Storing an array's elements inside a prefab

I’m just wondering if it is possible for my array to remember the elements I have set within it. To expand on my issue, the array has 4 elements, all of which are GameObjects and have been predefined prior to being placed into a prefab. Unfortunately, when I use this prefab again (in the same scene) the elements need reassigning which isn’t good for what I need.

I understand why it does this. It’s because prefabs are seen more as blueprints so of course it won’t remember them, I wouldn’t expect a blueprint of a house to come with a real kitchen. I’m just wondering if there is anyway I can allow it to keep the assigned GameObjects or assign them on instantiation. Any help will be highly appreciated :slight_smile:

If you make the gameobjects children of the prefab. You would be adding them to the prefab. The prefab will only maintain connections that are part of its own structure. If you want to grab the connections you would have to find those objects through a script.

Problems to work on:
(A) Reproduce the passage of the prefab array discussion from "I understand why" up to and including "through a script.".
(B) Carry on the discussion about keeping array elements in a Unity prefab, starting after its last sentence.

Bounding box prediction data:

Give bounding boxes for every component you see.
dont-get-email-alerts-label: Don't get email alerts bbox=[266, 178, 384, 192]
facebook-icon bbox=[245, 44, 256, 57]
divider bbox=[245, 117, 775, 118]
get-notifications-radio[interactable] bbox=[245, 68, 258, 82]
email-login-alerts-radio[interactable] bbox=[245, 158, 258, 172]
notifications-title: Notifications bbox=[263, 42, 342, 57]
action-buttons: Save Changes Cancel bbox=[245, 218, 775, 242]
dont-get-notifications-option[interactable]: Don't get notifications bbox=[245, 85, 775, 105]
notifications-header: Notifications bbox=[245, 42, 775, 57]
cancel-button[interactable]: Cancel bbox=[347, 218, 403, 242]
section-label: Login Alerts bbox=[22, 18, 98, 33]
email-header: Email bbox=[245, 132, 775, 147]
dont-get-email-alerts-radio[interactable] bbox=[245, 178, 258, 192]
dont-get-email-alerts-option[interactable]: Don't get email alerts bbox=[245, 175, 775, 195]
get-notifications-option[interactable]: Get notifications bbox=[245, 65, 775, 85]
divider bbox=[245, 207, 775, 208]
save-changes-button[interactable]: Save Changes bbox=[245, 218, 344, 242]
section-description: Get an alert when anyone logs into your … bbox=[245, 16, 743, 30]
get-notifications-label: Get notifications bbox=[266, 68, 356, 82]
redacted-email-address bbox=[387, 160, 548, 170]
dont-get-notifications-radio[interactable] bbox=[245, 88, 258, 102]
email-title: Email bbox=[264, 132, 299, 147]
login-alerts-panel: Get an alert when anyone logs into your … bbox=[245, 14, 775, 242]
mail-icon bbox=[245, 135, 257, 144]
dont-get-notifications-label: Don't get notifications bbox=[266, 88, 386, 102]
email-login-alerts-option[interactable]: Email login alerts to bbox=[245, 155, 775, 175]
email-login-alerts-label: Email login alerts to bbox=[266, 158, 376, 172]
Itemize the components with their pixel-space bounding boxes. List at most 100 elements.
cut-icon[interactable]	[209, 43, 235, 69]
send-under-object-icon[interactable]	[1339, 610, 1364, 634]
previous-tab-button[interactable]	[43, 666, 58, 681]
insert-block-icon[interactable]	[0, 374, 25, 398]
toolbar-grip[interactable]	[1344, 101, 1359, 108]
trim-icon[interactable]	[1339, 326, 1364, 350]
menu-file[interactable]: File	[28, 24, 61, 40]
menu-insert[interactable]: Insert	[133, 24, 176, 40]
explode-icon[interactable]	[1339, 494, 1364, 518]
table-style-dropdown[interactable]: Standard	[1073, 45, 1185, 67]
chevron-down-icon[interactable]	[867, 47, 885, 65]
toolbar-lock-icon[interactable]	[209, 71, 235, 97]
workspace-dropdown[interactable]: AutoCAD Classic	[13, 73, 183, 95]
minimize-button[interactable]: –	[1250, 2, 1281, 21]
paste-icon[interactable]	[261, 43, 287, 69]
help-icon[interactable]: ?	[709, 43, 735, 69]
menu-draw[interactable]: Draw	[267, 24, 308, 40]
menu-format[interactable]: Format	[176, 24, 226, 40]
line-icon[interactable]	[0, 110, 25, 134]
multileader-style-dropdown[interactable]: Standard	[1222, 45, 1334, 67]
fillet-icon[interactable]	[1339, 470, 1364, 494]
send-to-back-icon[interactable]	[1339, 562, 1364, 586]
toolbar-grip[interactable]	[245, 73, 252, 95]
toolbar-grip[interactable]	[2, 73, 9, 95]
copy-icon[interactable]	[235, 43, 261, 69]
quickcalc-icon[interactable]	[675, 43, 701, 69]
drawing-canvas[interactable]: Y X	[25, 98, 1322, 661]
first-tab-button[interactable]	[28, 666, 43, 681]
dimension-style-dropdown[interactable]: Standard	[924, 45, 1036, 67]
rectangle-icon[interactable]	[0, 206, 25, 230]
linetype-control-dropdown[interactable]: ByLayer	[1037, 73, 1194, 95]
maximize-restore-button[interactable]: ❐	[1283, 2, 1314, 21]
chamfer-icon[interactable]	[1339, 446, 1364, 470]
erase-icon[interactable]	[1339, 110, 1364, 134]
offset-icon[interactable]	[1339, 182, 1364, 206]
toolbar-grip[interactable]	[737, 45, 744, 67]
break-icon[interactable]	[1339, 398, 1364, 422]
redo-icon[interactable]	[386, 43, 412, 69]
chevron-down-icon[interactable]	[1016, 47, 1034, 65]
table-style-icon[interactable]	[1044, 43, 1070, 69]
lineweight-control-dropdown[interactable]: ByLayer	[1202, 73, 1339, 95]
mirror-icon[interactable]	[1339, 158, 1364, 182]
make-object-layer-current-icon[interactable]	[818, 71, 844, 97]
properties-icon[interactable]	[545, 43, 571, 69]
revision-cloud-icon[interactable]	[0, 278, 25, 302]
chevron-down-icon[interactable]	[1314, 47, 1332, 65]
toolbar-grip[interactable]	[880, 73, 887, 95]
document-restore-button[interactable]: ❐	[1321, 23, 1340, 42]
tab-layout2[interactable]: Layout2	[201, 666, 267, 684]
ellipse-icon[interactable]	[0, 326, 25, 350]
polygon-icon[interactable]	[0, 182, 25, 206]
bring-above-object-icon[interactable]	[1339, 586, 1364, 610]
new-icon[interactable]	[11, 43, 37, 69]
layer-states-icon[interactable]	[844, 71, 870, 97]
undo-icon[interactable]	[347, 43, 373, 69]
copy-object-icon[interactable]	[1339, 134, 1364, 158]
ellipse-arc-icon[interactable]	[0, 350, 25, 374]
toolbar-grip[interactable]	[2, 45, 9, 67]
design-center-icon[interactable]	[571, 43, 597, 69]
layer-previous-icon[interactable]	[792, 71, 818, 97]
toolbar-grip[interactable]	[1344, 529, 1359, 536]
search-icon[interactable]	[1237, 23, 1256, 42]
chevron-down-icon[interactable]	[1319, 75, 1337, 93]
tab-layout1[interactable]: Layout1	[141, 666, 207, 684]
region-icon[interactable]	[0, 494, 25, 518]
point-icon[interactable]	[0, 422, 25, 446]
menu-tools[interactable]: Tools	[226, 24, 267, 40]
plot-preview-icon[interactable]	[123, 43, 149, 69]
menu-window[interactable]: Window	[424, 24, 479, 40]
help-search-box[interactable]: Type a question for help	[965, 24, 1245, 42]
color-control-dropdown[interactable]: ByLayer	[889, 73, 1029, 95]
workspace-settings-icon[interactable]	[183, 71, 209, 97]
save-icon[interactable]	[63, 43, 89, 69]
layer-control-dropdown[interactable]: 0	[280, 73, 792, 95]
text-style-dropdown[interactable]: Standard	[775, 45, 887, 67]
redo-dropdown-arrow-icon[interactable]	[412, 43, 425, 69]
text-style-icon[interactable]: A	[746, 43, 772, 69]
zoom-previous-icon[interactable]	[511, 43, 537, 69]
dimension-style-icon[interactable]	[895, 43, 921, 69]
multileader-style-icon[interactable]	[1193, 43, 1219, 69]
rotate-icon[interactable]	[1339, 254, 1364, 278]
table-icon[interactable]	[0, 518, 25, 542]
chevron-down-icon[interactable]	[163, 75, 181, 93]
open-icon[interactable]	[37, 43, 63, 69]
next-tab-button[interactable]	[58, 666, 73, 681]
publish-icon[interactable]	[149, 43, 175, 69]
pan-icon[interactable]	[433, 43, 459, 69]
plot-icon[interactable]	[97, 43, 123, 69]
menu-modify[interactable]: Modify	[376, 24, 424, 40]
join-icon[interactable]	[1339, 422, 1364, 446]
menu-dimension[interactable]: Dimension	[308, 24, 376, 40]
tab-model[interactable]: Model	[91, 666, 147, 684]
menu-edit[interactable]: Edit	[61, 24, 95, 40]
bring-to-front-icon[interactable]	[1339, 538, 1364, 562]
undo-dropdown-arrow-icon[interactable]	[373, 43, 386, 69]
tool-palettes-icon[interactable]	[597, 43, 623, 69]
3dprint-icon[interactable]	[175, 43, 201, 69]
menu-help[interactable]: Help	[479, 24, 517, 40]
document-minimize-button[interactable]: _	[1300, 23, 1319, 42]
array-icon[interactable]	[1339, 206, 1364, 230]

Exercise answers:
(A)
I understand why it does this. It’s because prefabs are seen more as blueprints so of course it won’t remember them, I wouldn’t expect a blueprint of a house to come with a real kitchen. I’m just wondering if there is anyway I can allow it to keep the assigned GameObjects or assign them on instantiation. Any help will be highly appreciated :slight_smile:

If you make the gameobjects children of the prefab. You would be adding them to the prefab. The prefab will only maintain connections that are part of its own structure. If you want to grab the connections you would have to find those objects through a script.

(B)
You can have links within the prefab, but you cannot save links to external objects. So if the object in the array are children, then it will work. So at runtime in order to establish the links to external game objects, you need to have some unique property of the set of object you assign to the array. You could find them by name:

var objects : GameObject[];

function Start() {
	objects = new GameObject[4];
	objects[0] = GameObject.Find("Blue");
	objects[1] = GameObject.Find("Green");
	objects[2] = GameObject.Find("Yellow");
	objects[3] = GameObject.Find("Red");
}

A more common approach is to tag all of your objects for the array the same and find them by tag.

var objects : GameObject[];

function Start() {
	objects = GameObject.FindGameObjectsWithTag("TheTag");
}

Depending on your need, there are other things you can do. Find all game object that contain a specific component/script for example, or find all game objects that are within a certain distance. But the concept is the same. You figure out something unique about the set of objects and then you build your array at runtime.